TASK PROMPT: Please copy every line of the listing below exactly as it appears.

(Region and label listings)
* start *
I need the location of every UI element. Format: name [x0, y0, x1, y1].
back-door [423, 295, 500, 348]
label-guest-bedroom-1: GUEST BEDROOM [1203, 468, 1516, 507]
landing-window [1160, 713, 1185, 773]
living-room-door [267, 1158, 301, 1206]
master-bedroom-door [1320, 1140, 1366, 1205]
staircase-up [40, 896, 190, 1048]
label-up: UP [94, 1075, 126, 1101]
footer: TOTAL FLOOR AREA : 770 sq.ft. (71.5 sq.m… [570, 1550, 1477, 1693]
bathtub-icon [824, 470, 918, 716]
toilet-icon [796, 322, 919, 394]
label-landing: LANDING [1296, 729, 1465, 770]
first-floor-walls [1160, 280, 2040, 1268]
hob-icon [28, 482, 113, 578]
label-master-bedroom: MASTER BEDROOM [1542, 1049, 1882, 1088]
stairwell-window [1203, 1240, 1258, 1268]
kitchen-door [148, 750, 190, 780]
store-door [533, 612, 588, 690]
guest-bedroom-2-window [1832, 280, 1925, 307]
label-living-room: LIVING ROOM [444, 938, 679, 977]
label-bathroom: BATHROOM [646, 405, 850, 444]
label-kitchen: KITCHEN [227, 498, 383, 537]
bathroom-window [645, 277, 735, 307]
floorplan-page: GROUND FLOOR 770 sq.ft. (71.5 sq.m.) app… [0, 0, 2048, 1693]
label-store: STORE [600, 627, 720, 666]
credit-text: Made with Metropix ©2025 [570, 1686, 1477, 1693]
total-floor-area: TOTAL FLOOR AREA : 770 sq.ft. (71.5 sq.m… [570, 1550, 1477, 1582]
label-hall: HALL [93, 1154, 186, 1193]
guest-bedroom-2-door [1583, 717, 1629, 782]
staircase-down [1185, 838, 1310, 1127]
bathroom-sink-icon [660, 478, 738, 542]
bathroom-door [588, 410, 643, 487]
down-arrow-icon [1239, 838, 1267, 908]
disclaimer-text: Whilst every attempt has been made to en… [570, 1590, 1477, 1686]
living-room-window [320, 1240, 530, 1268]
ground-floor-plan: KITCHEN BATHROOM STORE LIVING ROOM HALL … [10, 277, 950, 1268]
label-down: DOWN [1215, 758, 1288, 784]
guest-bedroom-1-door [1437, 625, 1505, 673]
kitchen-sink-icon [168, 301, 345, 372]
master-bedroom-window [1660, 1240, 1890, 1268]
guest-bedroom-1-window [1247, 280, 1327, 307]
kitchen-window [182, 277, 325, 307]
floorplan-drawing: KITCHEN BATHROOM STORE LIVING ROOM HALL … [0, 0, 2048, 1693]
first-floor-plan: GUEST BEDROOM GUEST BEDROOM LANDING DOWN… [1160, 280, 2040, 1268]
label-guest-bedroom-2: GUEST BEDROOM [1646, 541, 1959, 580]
* end *
RESULT OF THE EXERCISE:
I need the location of every UI element. Format: name [x0, y0, x1, y1].
back-door [423, 295, 500, 348]
label-guest-bedroom-1: GUEST BEDROOM [1203, 468, 1516, 507]
landing-window [1160, 713, 1185, 773]
living-room-door [267, 1158, 301, 1206]
master-bedroom-door [1320, 1140, 1366, 1205]
staircase-up [40, 896, 190, 1048]
label-up: UP [94, 1075, 126, 1101]
footer: TOTAL FLOOR AREA : 770 sq.ft. (71.5 sq.m… [570, 1550, 1477, 1693]
bathtub-icon [824, 470, 918, 716]
toilet-icon [796, 322, 919, 394]
label-landing: LANDING [1296, 729, 1465, 770]
first-floor-walls [1160, 280, 2040, 1268]
hob-icon [28, 482, 113, 578]
label-master-bedroom: MASTER BEDROOM [1542, 1049, 1882, 1088]
stairwell-window [1203, 1240, 1258, 1268]
kitchen-door [148, 750, 190, 780]
store-door [533, 612, 588, 690]
guest-bedroom-2-window [1832, 280, 1925, 307]
label-living-room: LIVING ROOM [444, 938, 679, 977]
label-bathroom: BATHROOM [646, 405, 850, 444]
label-kitchen: KITCHEN [227, 498, 383, 537]
bathroom-window [645, 277, 735, 307]
floorplan-page: GROUND FLOOR 770 sq.ft. (71.5 sq.m.) app… [0, 0, 2048, 1693]
label-store: STORE [600, 627, 720, 666]
credit-text: Made with Metropix ©2025 [570, 1686, 1477, 1693]
total-floor-area: TOTAL FLOOR AREA : 770 sq.ft. (71.5 sq.m… [570, 1550, 1477, 1582]
label-hall: HALL [93, 1154, 186, 1193]
guest-bedroom-2-door [1583, 717, 1629, 782]
staircase-down [1185, 838, 1310, 1127]
bathroom-sink-icon [660, 478, 738, 542]
bathroom-door [588, 410, 643, 487]
down-arrow-icon [1239, 838, 1267, 908]
disclaimer-text: Whilst every attempt has been made to en… [570, 1590, 1477, 1686]
living-room-window [320, 1240, 530, 1268]
ground-floor-plan: KITCHEN BATHROOM STORE LIVING ROOM HALL … [10, 277, 950, 1268]
label-down: DOWN [1215, 758, 1288, 784]
guest-bedroom-1-door [1437, 625, 1505, 673]
kitchen-sink-icon [168, 301, 345, 372]
master-bedroom-window [1660, 1240, 1890, 1268]
guest-bedroom-1-window [1247, 280, 1327, 307]
kitchen-window [182, 277, 325, 307]
floorplan-drawing: KITCHEN BATHROOM STORE LIVING ROOM HALL … [0, 0, 2048, 1693]
first-floor-plan: GUEST BEDROOM GUEST BEDROOM LANDING DOWN… [1160, 280, 2040, 1268]
label-guest-bedroom-2: GUEST BEDROOM [1646, 541, 1959, 580]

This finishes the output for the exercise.